▶ What to produce: Restate the whole of the material. Keep every word, and drop the pictures.

(Extracted data entries)
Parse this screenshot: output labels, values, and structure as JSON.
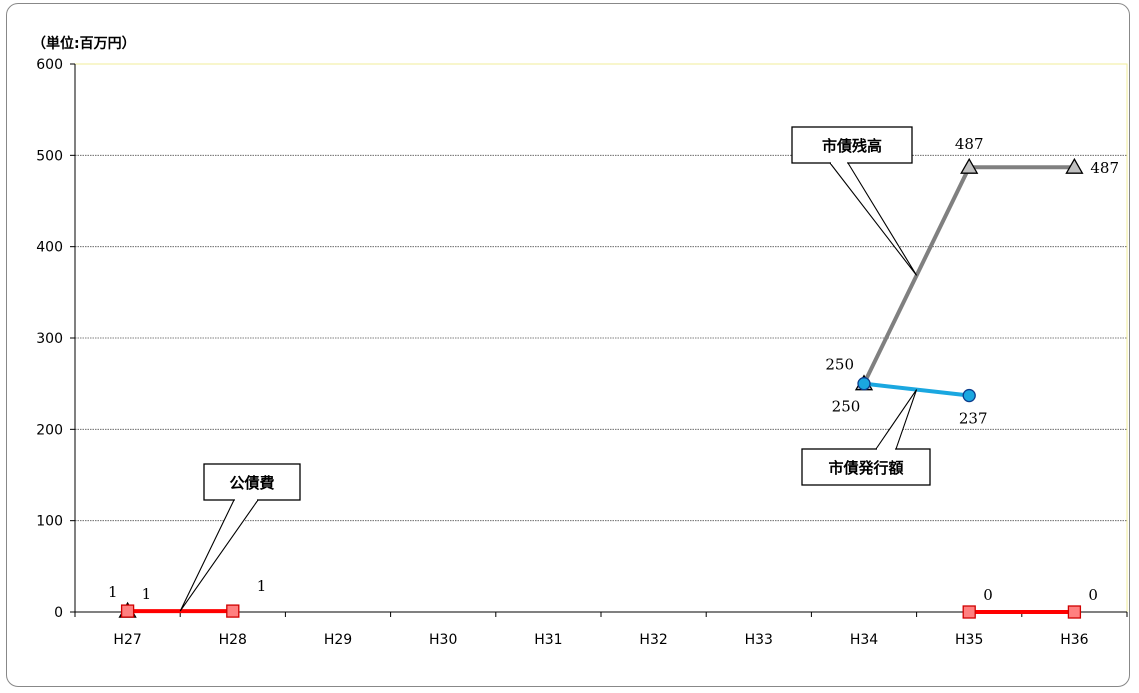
{
  "unit_label": "（単位:百万円）",
  "chart_data": {
    "type": "line",
    "categories": [
      "H27",
      "H28",
      "H29",
      "H30",
      "H31",
      "H32",
      "H33",
      "H34",
      "H35",
      "H36"
    ],
    "ylim": [
      0,
      600
    ],
    "yticks": [
      0,
      100,
      200,
      300,
      400,
      500,
      600
    ],
    "grid": true,
    "series": [
      {
        "name": "市債残高",
        "color": "#808080",
        "marker": "triangle",
        "points": [
          {
            "category": "H27",
            "value": 1,
            "label": "1",
            "label_pos": "upper-left"
          },
          {
            "category": "H34",
            "value": 250,
            "label": "250",
            "label_pos": "below-left"
          },
          {
            "category": "H35",
            "value": 487,
            "label": "487",
            "label_pos": "above"
          },
          {
            "category": "H36",
            "value": 487,
            "label": "487",
            "label_pos": "right"
          }
        ],
        "segments": [
          [
            1,
            2
          ],
          [
            2,
            3
          ]
        ]
      },
      {
        "name": "市債発行額",
        "color": "#1aa7e0",
        "marker": "circle",
        "points": [
          {
            "category": "H34",
            "value": 250,
            "label": "250",
            "label_pos": "upper-left"
          },
          {
            "category": "H35",
            "value": 237,
            "label": "237",
            "label_pos": "below-right"
          }
        ],
        "segments": [
          [
            0,
            1
          ]
        ]
      },
      {
        "name": "公債費",
        "color": "#ff0000",
        "marker": "square",
        "points": [
          {
            "category": "H27",
            "value": 1,
            "label": "1",
            "label_pos": "upper-right"
          },
          {
            "category": "H28",
            "value": 1,
            "label": "1",
            "label_pos": "upper-right-far"
          },
          {
            "category": "H35",
            "value": 0,
            "label": "0",
            "label_pos": "upper-right"
          },
          {
            "category": "H36",
            "value": 0,
            "label": "0",
            "label_pos": "upper-right"
          }
        ],
        "segments": [
          [
            0,
            1
          ],
          [
            2,
            3
          ]
        ]
      }
    ],
    "callouts": [
      {
        "text": "市債残高",
        "series": "市債残高"
      },
      {
        "text": "市債発行額",
        "series": "市債発行額"
      },
      {
        "text": "公債費",
        "series": "公債費"
      }
    ]
  }
}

▶ Reply to the exercise:
Parse this screenshot: output labels, values, and structure as JSON.
{
  "unit_label": "（単位:百万円）",
  "chart_data": {
    "type": "line",
    "categories": [
      "H27",
      "H28",
      "H29",
      "H30",
      "H31",
      "H32",
      "H33",
      "H34",
      "H35",
      "H36"
    ],
    "ylim": [
      0,
      600
    ],
    "yticks": [
      0,
      100,
      200,
      300,
      400,
      500,
      600
    ],
    "grid": true,
    "series": [
      {
        "name": "市債残高",
        "color": "#808080",
        "marker": "triangle",
        "points": [
          {
            "category": "H27",
            "value": 1,
            "label": "1",
            "label_pos": "upper-left"
          },
          {
            "category": "H34",
            "value": 250,
            "label": "250",
            "label_pos": "below-left"
          },
          {
            "category": "H35",
            "value": 487,
            "label": "487",
            "label_pos": "above"
          },
          {
            "category": "H36",
            "value": 487,
            "label": "487",
            "label_pos": "right"
          }
        ],
        "segments": [
          [
            1,
            2
          ],
          [
            2,
            3
          ]
        ]
      },
      {
        "name": "市債発行額",
        "color": "#1aa7e0",
        "marker": "circle",
        "points": [
          {
            "category": "H34",
            "value": 250,
            "label": "250",
            "label_pos": "upper-left"
          },
          {
            "category": "H35",
            "value": 237,
            "label": "237",
            "label_pos": "below-right"
          }
        ],
        "segments": [
          [
            0,
            1
          ]
        ]
      },
      {
        "name": "公債費",
        "color": "#ff0000",
        "marker": "square",
        "points": [
          {
            "category": "H27",
            "value": 1,
            "label": "1",
            "label_pos": "upper-right"
          },
          {
            "category": "H28",
            "value": 1,
            "label": "1",
            "label_pos": "upper-right-far"
          },
          {
            "category": "H35",
            "value": 0,
            "label": "0",
            "label_pos": "upper-right"
          },
          {
            "category": "H36",
            "value": 0,
            "label": "0",
            "label_pos": "upper-right"
          }
        ],
        "segments": [
          [
            0,
            1
          ],
          [
            2,
            3
          ]
        ]
      }
    ],
    "callouts": [
      {
        "text": "市債残高",
        "series": "市債残高"
      },
      {
        "text": "市債発行額",
        "series": "市債発行額"
      },
      {
        "text": "公債費",
        "series": "公債費"
      }
    ]
  }
}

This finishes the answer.